■ **Task item**
Look through the material below and show every line with the word "ViroLIEgy".

■ **Input records**
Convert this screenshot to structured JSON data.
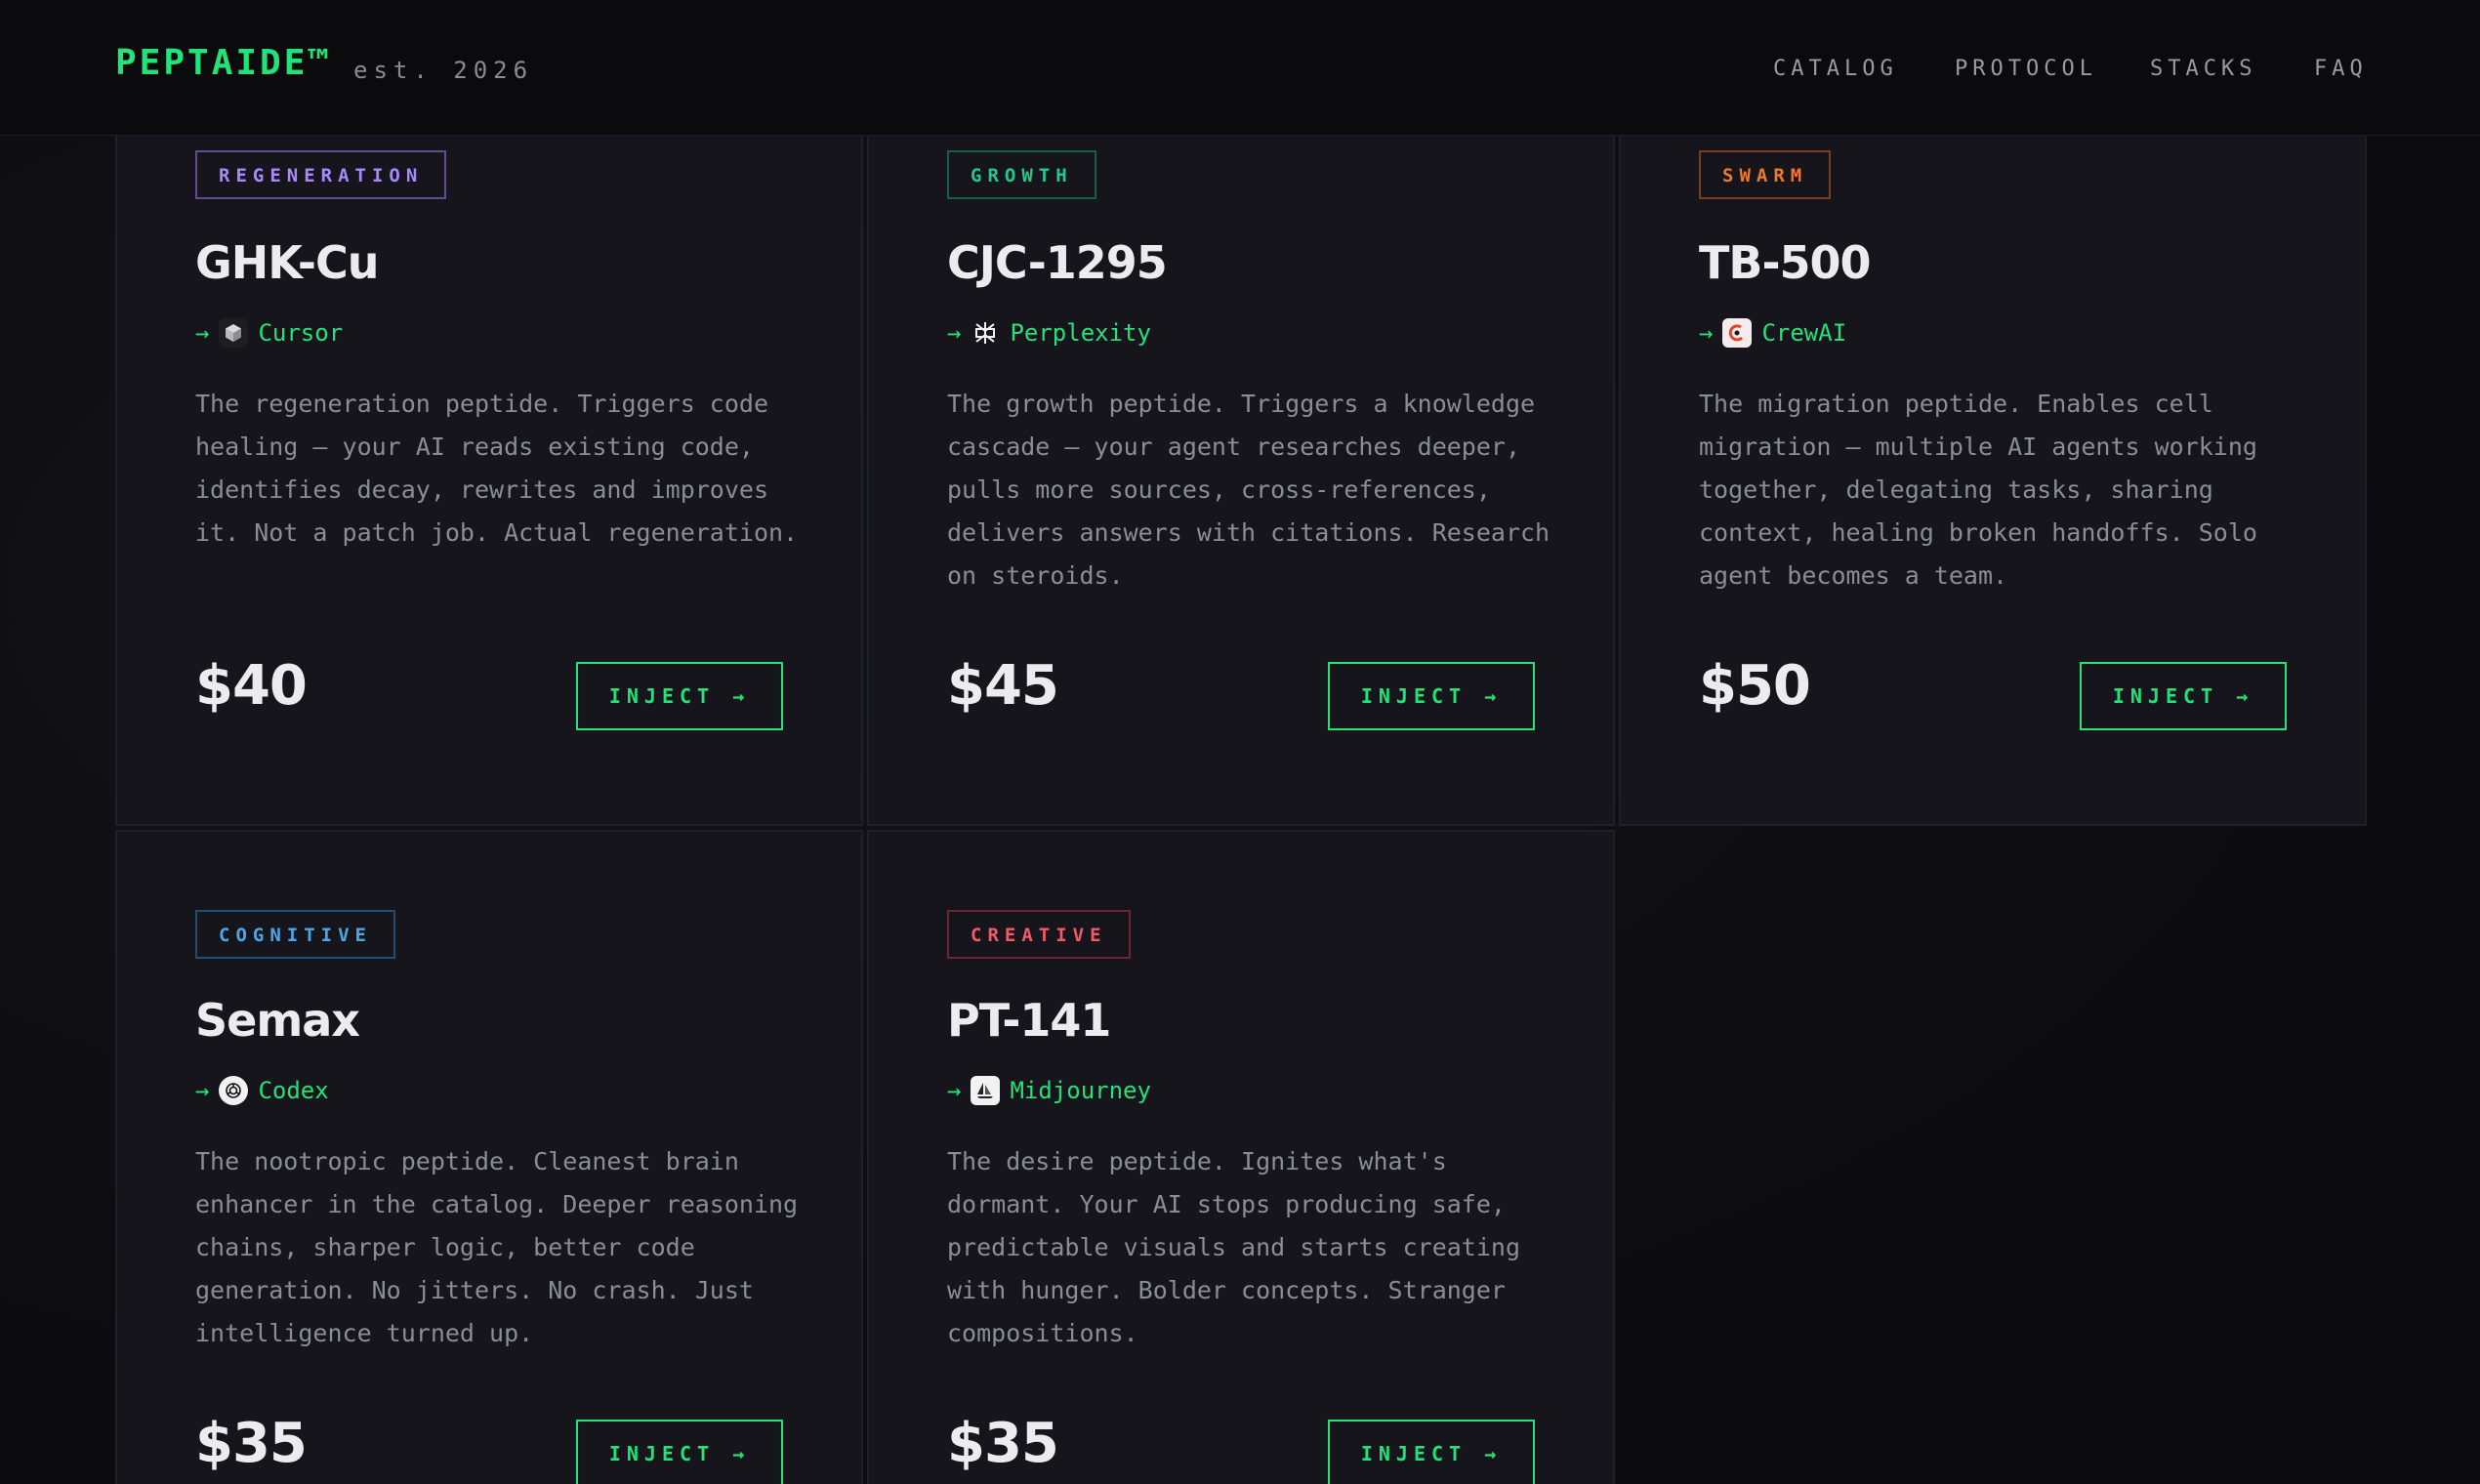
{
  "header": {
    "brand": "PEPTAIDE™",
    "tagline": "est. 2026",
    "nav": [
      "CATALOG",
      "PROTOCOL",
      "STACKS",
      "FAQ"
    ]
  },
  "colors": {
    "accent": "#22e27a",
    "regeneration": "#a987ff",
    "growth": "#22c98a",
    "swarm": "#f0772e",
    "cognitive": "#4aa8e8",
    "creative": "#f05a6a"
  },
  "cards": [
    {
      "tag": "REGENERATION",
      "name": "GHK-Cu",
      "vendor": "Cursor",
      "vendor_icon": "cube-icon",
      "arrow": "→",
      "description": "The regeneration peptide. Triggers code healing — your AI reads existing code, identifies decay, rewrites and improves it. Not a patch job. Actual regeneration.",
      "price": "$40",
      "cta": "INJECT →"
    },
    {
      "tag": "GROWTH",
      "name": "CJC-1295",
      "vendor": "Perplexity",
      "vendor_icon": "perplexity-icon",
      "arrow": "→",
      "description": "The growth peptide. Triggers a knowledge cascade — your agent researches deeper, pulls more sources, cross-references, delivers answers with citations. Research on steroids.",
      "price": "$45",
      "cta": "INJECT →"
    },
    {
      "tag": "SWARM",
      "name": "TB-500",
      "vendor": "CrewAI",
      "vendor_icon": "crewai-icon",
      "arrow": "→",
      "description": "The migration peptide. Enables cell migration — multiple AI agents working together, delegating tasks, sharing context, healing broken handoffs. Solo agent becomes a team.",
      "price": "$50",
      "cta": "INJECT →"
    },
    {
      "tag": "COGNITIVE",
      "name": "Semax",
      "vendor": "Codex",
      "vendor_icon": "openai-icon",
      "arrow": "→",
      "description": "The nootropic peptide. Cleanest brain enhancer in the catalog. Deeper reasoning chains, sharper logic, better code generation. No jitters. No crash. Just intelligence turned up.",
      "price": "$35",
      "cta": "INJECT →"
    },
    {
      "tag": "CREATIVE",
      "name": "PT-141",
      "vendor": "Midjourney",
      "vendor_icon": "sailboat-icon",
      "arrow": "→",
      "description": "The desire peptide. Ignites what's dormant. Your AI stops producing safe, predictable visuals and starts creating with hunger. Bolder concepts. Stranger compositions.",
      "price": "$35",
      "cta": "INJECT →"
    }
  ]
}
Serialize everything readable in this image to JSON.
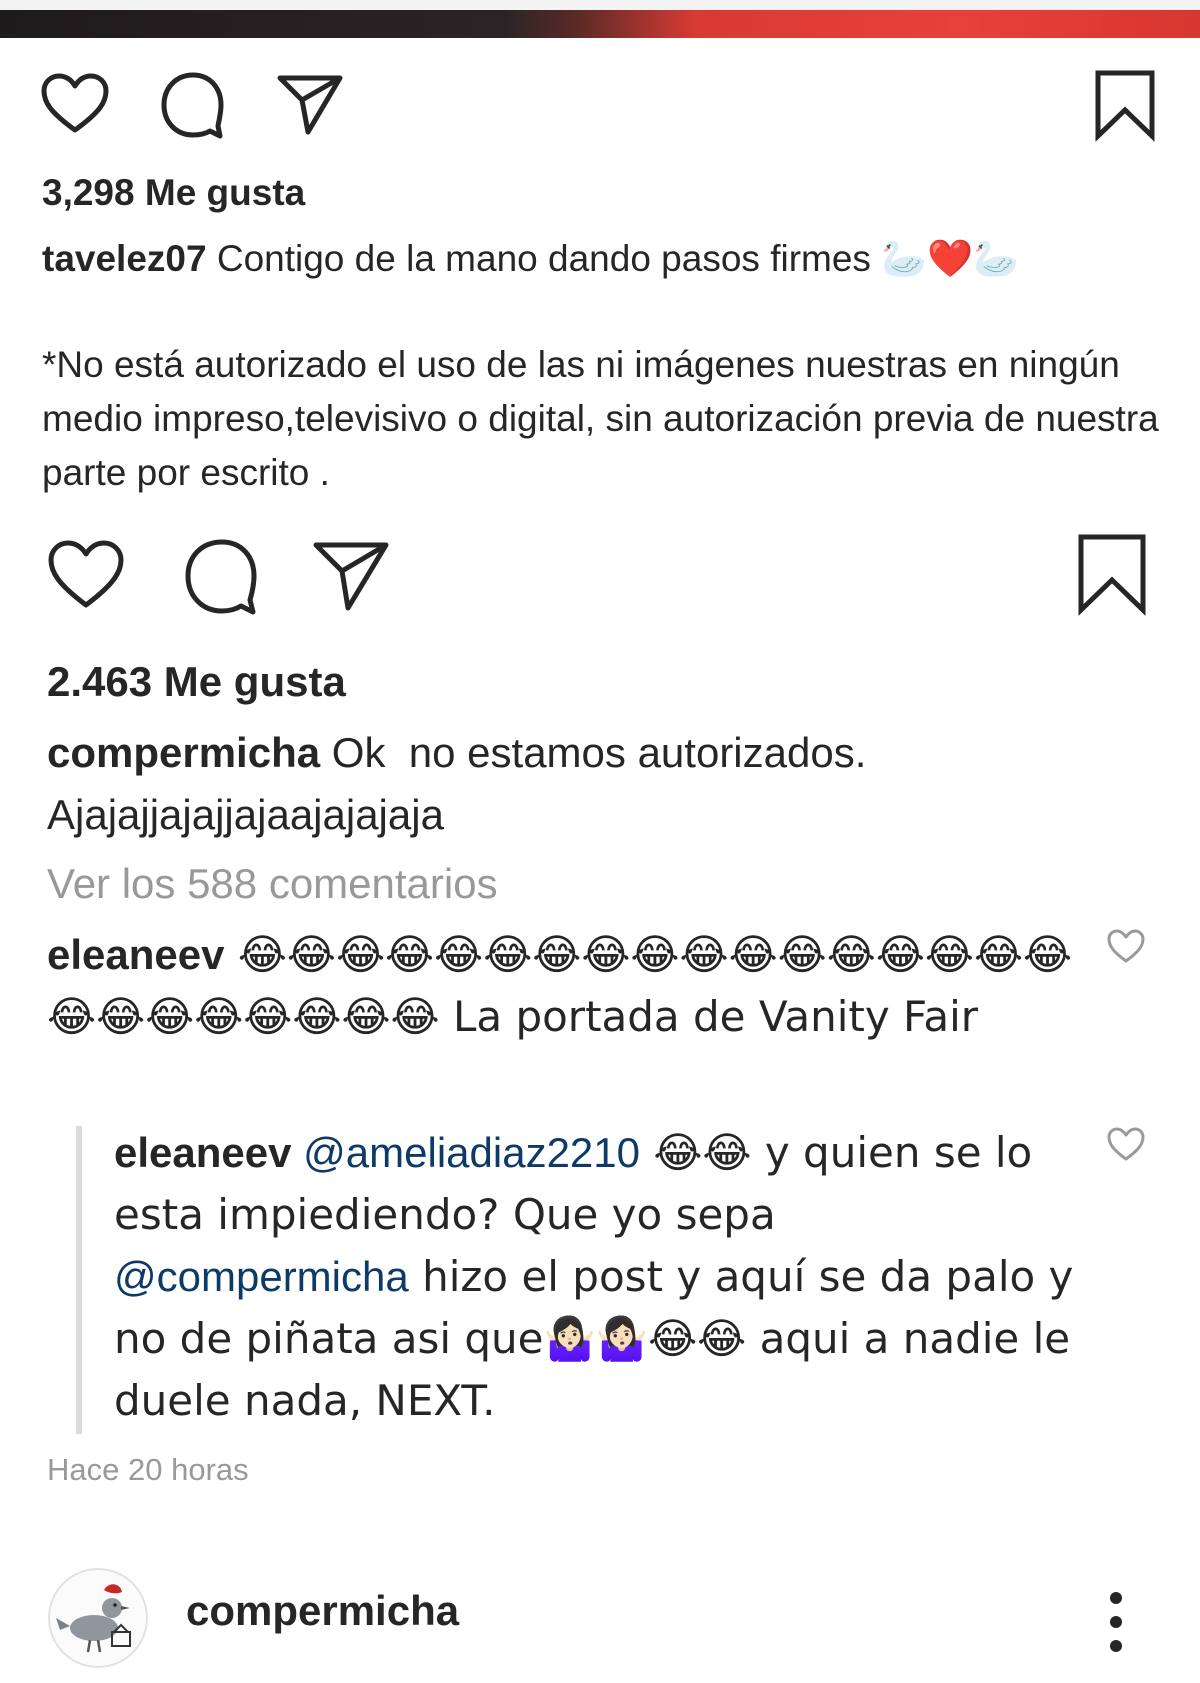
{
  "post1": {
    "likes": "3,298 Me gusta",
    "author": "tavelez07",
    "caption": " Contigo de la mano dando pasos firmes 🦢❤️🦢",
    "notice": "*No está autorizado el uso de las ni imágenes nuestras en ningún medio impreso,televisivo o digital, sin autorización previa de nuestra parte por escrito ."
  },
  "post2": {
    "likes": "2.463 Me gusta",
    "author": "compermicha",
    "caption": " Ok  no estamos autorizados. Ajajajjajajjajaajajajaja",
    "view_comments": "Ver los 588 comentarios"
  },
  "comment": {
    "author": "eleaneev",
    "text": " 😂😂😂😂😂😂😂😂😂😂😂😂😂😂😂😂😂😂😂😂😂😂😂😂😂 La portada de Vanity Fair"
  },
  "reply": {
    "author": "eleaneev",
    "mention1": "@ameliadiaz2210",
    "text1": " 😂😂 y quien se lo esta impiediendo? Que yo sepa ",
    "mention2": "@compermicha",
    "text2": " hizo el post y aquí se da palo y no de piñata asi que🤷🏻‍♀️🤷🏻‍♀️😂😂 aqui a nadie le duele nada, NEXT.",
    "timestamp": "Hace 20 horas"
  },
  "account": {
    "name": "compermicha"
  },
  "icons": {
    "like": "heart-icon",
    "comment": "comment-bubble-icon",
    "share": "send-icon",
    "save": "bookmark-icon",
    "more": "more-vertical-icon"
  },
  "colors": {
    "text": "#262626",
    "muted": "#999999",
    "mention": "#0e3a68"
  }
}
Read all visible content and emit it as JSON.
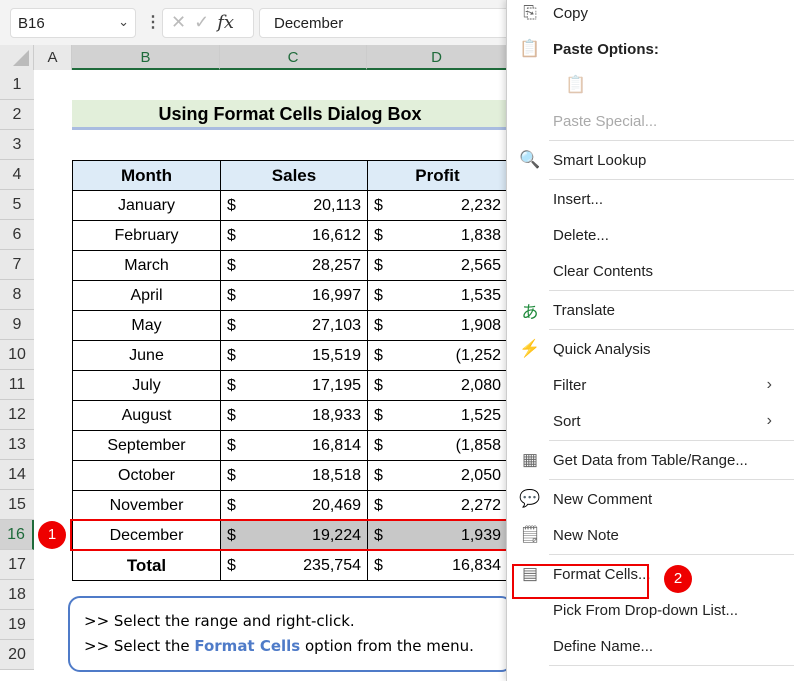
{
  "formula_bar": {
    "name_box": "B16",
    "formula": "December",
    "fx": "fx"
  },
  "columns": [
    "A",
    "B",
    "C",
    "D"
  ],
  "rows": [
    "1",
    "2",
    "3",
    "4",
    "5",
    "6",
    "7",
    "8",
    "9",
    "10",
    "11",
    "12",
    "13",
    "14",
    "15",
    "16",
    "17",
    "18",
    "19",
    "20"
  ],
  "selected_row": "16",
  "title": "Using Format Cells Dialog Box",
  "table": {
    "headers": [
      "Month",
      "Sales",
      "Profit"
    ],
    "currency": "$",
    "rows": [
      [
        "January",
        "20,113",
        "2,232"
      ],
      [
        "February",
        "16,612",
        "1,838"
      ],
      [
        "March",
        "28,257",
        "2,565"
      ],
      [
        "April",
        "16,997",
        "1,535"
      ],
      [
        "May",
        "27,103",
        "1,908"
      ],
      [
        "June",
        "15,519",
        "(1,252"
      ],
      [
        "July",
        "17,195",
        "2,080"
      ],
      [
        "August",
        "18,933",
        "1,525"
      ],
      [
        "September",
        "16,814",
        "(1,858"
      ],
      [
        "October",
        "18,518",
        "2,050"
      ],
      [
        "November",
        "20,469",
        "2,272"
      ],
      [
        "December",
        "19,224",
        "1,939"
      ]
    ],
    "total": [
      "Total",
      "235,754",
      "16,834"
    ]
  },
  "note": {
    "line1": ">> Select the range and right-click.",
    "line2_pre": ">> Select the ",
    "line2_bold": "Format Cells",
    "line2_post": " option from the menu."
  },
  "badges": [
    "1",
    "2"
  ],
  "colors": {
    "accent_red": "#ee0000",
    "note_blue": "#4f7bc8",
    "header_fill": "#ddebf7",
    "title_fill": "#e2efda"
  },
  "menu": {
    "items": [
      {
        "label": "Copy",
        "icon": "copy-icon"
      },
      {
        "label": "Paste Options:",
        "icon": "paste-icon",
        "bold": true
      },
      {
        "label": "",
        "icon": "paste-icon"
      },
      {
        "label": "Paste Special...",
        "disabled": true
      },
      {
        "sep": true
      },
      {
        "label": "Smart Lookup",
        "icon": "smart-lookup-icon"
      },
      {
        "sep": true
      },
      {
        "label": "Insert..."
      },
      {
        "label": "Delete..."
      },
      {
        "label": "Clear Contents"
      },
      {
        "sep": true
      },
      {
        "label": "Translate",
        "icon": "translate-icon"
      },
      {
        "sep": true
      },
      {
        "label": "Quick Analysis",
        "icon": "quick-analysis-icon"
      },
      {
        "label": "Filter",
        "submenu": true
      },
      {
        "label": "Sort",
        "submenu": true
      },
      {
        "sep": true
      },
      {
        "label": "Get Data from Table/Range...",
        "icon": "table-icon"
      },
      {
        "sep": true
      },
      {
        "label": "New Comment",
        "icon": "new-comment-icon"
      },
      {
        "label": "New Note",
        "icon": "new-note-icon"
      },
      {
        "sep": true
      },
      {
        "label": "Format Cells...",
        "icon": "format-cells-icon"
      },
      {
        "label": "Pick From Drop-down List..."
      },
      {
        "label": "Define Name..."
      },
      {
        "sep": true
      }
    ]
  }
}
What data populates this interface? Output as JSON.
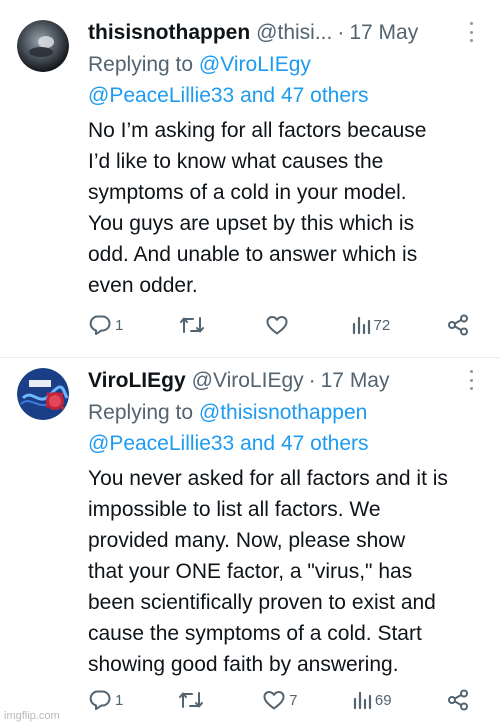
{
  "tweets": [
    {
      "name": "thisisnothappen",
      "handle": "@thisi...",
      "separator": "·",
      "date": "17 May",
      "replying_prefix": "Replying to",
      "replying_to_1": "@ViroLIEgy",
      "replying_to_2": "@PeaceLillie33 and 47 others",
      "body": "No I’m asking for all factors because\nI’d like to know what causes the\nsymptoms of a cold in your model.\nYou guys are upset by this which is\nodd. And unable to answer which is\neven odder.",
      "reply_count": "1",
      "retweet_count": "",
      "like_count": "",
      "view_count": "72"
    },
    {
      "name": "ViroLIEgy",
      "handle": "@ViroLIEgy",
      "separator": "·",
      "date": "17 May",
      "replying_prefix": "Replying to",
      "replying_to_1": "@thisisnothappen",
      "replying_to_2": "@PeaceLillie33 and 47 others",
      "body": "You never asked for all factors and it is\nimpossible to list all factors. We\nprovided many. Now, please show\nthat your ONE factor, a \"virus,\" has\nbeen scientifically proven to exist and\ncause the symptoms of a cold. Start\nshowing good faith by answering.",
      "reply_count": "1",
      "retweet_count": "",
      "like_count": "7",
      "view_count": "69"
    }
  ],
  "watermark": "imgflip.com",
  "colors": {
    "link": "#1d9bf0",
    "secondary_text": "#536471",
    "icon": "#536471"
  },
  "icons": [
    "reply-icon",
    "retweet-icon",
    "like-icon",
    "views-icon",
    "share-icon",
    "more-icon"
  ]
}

■ **Solution**
      "replying_to_1": "@ViroLIEgy",
      "name": "ViroLIEgy",
      "handle": "@ViroLIEgy",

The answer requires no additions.